═══ Listed entries ═══
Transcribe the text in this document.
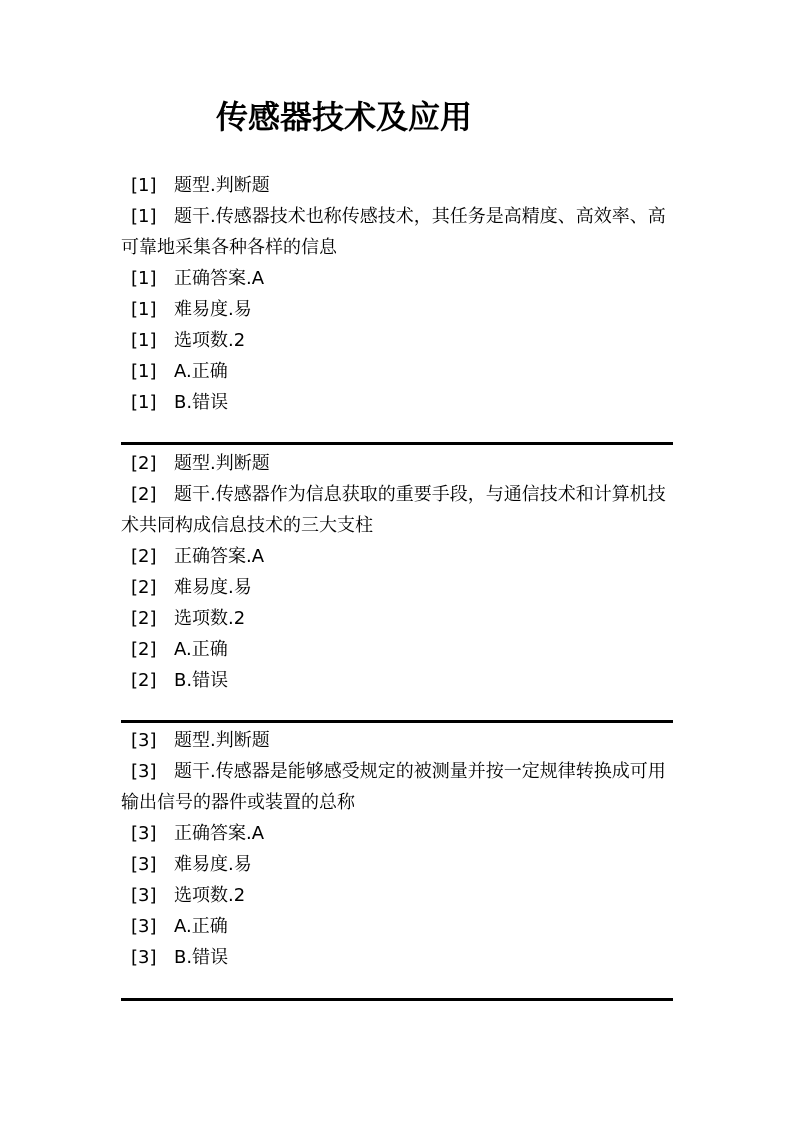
传感器技术及应用
[1] 题型.判断题
[1] 题干.传感器技术也称传感技术，其任务是高精度、高效率、高
可靠地采集各种各样的信息
[1] 正确答案.A
[1] 难易度.易
[1] 选项数.2
[1] A.正确
[1] B.错误
[2] 题型.判断题
[2] 题干.传感器作为信息获取的重要手段，与通信技术和计算机技
术共同构成信息技术的三大支柱
[2] 正确答案.A
[2] 难易度.易
[2] 选项数.2
[2] A.正确
[2] B.错误
[3] 题型.判断题
[3] 题干.传感器是能够感受规定的被测量并按一定规律转换成可用
输出信号的器件或装置的总称
[3] 正确答案.A
[3] 难易度.易
[3] 选项数.2
[3] A.正确
[3] B.错误
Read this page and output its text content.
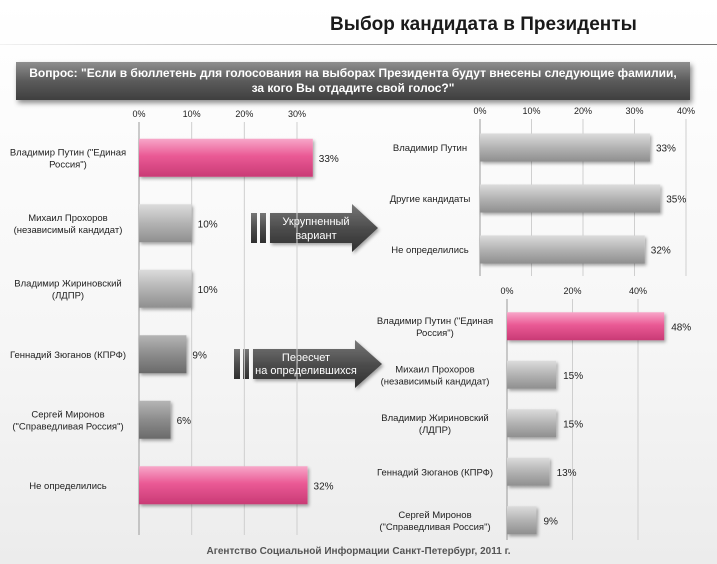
Выбор кандидата в Президенты
Вопрос: "Если в бюллетень для голосования на выборах Президента будут внесены следующие фамилии,
за кого Вы отдадите свой голос?"
Укрупненный
вариант
Пересчет
на определившихся
0%	10%	20%	30%
33%
Владимир Путин ("Единая
Россия")
10%
Михаил Прохоров
(независимый кандидат)
10%
Владимир Жириновский
(ЛДПР)
9%
Геннадий Зюганов (КПРФ)
6%
Сергей Миронов
("Справедливая Россия")
32%
Не определились
0%	10%	20%	30%	40%
33%
Владимир Путин
35%
Другие кандидаты
32%
Не определились
0%	20%	40%
48%
Владимир Путин ("Единая
Россия")
15%
Михаил Прохоров
(независимый кандидат)
15%
Владимир Жириновский
(ЛДПР)
13%
Геннадий Зюганов (КПРФ)
9%
Сергей Миронов
("Справедливая Россия")
Агентство Социальной Информации Санкт-Петербург, 2011 г.
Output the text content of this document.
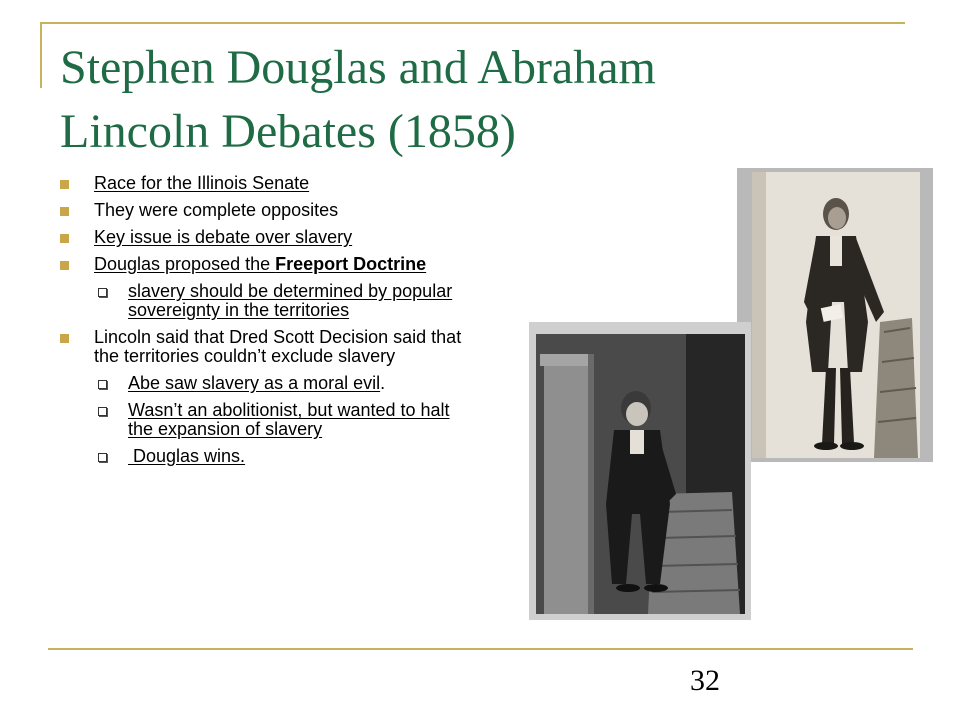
Stephen Douglas and Abraham Lincoln Debates (1858)
Race for the Illinois Senate
They were complete opposites
Key issue is debate over slavery
Douglas proposed the Freeport Doctrine
slavery should be determined by popular sovereignty in the territories
Lincoln said that Dred Scott Decision said that the territories couldn’t exclude slavery
Abe saw slavery as a moral evil.
Wasn’t an abolitionist, but wanted to halt the expansion of slavery
Douglas wins.
32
═══
- Work required
Identify the lines of the entries containing the string "Lincoln". Copy each such line.

- Task output
Stephen Douglas and Abraham Lincoln Debates (1858)
Lincoln said that Dred Scott Decision said that the territories couldn’t exclude slavery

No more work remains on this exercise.